Görev A: Listede "49, 598, 64]" ifadesini içeren satırdan başlayıp "article-line: to field" ifadesini içeren satırda biten satırları, iki uç satır da dahil, numaralı liste olarak yazın. Boş satırları almayın.

Sisi: Mısır Libya krizine siyasi bir çözüm bulunmasını destekliyor

Mısır Cumhurbaşkanı Abdulfettah es-Sisi dün Libya Başkanlık Konseyi Başkanı Muhammed el-Menfi'yi ağırladı (Mısır Cumhurbaşkanlığı)
Mısır Cumhurbaşkanı Abdulfettah es-Sisi dün Libya Başkanlık Konseyi Başkanı Muhammed el-Menfi'yi ağırladı (Mısır Cumhurbaşkanlığı)
TT

Sisi: Mısır Libya krizine siyasi bir çözüm bulunmasını destekliyor

Mısır Cumhurbaşkanı Abdulfettah es-Sisi dün Libya Başkanlık Konseyi Başkanı Muhammed el-Menfi'yi ağırladı (Mısır Cumhurbaşkanlığı)
Mısır Cumhurbaşkanı Abdulfettah es-Sisi dün Libya Başkanlık Konseyi Başkanı Muhammed el-Menfi'yi ağırladı (Mısır Cumhurbaşkanlığı)

Mısır Cumhurbaşkanı Abdulfettah es-Sisi dün, Libya Başkanlık Konseyi Başkanı Muhammed el-Menfi ile yaptığı görüşmede, başkent Trablus'ta Abdulhamid ed-Dibeybe’nin başbakanlığındaki Ulusal Birlik Hükümeti (UBH) ile Fethi Başağa’nın başbakanlığındaki ‘İstikrar’ isimli paralel hükümet arasındaki güç mücadelesini çözmek için Mısır’ın arabuluculuk girişiminde bulunacağına dair beklentilerin arasında ülkesinin Libya krizine siyasi bir çözüm bulunmasını desteklediğini vurguladı.
Mısır Cumhurbaşkanlığı Sözcüsü Bessam Radi, Cumhurbaşkanı Sisi’nin dün Libya Başkanlık Konseyi Başkanı Muhammed el-Menfi’nin Kahire’deki Cumhurbaşkanlığı makamında kabul ettiğini, görüşmeye Mısır Dışişleri Bakanı Samih Şukri ve Genel İstihbarat (GID) Başkanı Abbas Kamil’in yanı sıra Libya'nın Arap Birliği Daimi Temsilcisi Abdulmuttalib İdris de katıldı.
Radi’nin açıklamasına göre Cumhurbaşkanı Sisi’nin Mısır'ın Libya’da cumhurbaşkanlığı ve parlamento seçimlerinin yapılmasına öncülük etme, geçiş aşamasını sona erdirme, kardeş Libya halkına kendi kaderini belirleme, liderlerini ve temsilcilerini seçme fırsatı verme noktasında Libya’nın devlet kurumlarının sorumluluklarını ve rollerini üstlenmesini destekleyen sarsılmaz ilkesi çerçevesinde Mısır’ın kardeş ülke Libya'nın yüksek çıkarlarını sağlayacak, toprak bütünlüğünü koruyacak ve Libya halkının özgür iradesini etkinleştirecek her türlü çabayı desteklediğini belirtti.

Öğe kutusu açıklamaları:
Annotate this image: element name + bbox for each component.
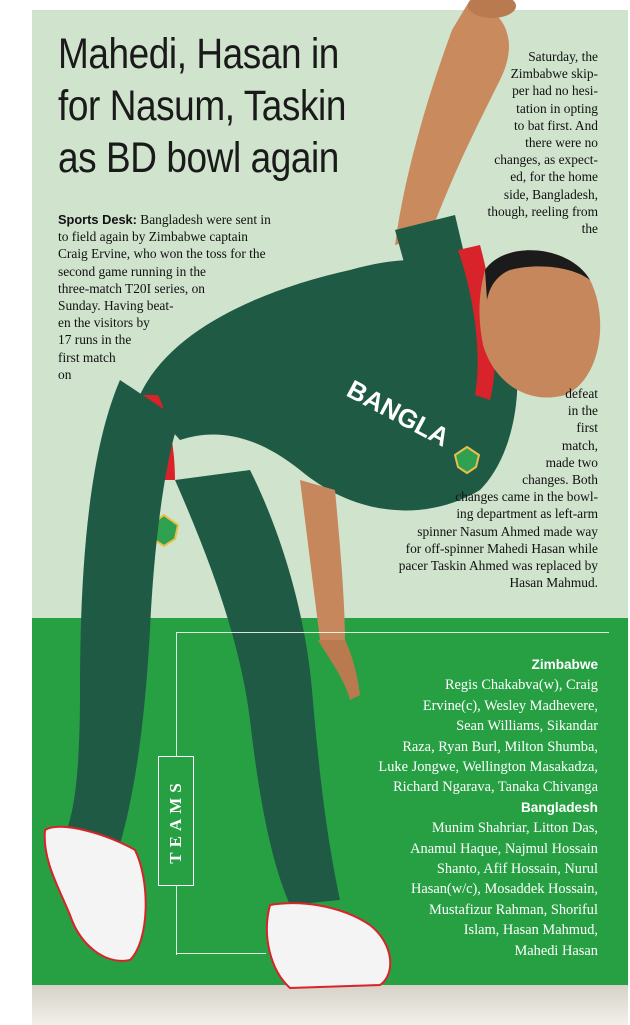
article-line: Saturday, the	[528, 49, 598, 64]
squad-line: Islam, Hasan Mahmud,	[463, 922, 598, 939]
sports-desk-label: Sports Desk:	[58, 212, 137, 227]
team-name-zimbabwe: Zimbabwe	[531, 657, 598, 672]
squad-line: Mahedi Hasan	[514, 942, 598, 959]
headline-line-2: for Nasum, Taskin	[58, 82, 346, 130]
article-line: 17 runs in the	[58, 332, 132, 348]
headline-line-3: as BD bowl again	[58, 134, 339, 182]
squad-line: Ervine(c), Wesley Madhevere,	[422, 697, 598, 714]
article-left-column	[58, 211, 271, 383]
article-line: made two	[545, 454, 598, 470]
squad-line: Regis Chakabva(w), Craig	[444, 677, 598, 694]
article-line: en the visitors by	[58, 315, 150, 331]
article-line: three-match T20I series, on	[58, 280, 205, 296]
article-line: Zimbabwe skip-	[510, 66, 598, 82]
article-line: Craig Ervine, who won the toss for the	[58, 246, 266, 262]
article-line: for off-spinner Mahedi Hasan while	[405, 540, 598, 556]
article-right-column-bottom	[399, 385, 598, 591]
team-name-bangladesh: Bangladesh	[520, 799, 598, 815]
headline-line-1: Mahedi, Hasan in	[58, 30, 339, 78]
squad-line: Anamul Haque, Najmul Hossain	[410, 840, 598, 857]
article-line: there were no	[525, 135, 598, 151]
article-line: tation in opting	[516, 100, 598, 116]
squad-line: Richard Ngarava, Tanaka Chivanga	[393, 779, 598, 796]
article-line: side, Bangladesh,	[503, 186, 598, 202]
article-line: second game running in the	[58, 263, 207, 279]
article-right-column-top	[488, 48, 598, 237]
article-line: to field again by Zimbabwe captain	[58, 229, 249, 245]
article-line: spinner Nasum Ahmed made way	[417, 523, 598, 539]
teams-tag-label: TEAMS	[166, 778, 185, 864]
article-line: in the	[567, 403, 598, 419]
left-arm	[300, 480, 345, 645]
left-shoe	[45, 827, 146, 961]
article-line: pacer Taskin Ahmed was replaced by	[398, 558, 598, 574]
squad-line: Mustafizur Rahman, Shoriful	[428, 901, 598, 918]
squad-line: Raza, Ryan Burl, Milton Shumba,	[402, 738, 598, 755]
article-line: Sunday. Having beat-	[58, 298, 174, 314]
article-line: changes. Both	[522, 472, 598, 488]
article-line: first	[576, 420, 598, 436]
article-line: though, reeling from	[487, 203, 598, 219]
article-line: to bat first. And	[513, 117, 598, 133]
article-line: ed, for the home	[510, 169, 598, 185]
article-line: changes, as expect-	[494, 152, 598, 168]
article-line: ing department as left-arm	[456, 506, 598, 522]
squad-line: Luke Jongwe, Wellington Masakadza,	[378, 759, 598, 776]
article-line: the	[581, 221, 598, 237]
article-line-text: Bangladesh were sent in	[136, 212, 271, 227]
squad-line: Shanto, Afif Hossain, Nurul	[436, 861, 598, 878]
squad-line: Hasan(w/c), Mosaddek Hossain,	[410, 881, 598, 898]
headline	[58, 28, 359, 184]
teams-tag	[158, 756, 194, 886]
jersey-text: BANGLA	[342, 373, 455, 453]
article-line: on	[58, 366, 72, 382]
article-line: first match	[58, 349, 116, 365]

Görev B:
Lütfen haber metnine göre şu soruları yanıtlayın:
(i) Paralel "İstikrar" hükümetinin başbakanı kimdir?
(ii) Sisi, el-Menfi'yi hangi şehirde kabul etti?
(iii) Mısır Cumhurbaşkanlığı Sözcüsü kimdir?

Beklenen çıktı A:
1. article-line: Saturday, the	[528, 49, 598, 64]
2. squad-line: Islam, Hasan Mahmud,	[463, 922, 598, 939]
3. sports-desk-label: Sports Desk:	[58, 212, 137, 227]
4. team-name-zimbabwe: Zimbabwe	[531, 657, 598, 672]
5. squad-line: Mahedi Hasan	[514, 942, 598, 959]
6. headline-line-2: for Nasum, Taskin	[58, 82, 346, 130]
7. article-line: 17 runs in the	[58, 332, 132, 348]
8. headline-line-3: as BD bowl again	[58, 134, 339, 182]
9. squad-line: Ervine(c), Wesley Madhevere,	[422, 697, 598, 714]
10. article-left-column	[58, 211, 271, 383]
11. article-line: made two	[545, 454, 598, 470]
12. squad-line: Regis Chakabva(w), Craig	[444, 677, 598, 694]
13. article-line: en the visitors by	[58, 315, 150, 331]
14. article-line: three-match T20I series, on	[58, 280, 205, 296]
15. article-line: Zimbabwe skip-	[510, 66, 598, 82]
16. article-line: Craig Ervine, who won the toss for the	[58, 246, 266, 262]
17. article-line: for off-spinner Mahedi Hasan while	[405, 540, 598, 556]
18. article-right-column-bottom	[399, 385, 598, 591]
19. team-name-bangladesh: Bangladesh	[520, 799, 598, 815]
20. headline-line-1: Mahedi, Hasan in	[58, 30, 339, 78]
21. squad-line: Anamul Haque, Najmul Hossain	[410, 840, 598, 857]
22. article-line: there were no	[525, 135, 598, 151]
23. article-line: tation in opting	[516, 100, 598, 116]
24. squad-line: Richard Ngarava, Tanaka Chivanga	[393, 779, 598, 796]
25. article-line: side, Bangladesh,	[503, 186, 598, 202]
26. article-line: second game running in the	[58, 263, 207, 279]
27. article-right-column-top	[488, 48, 598, 237]
28. article-line: to field again by Zimbabwe captain	[58, 229, 249, 245]

Beklenen çıktı B:
(i) Fethi Başağa
(ii) Kahire
(iii) Bessam Radi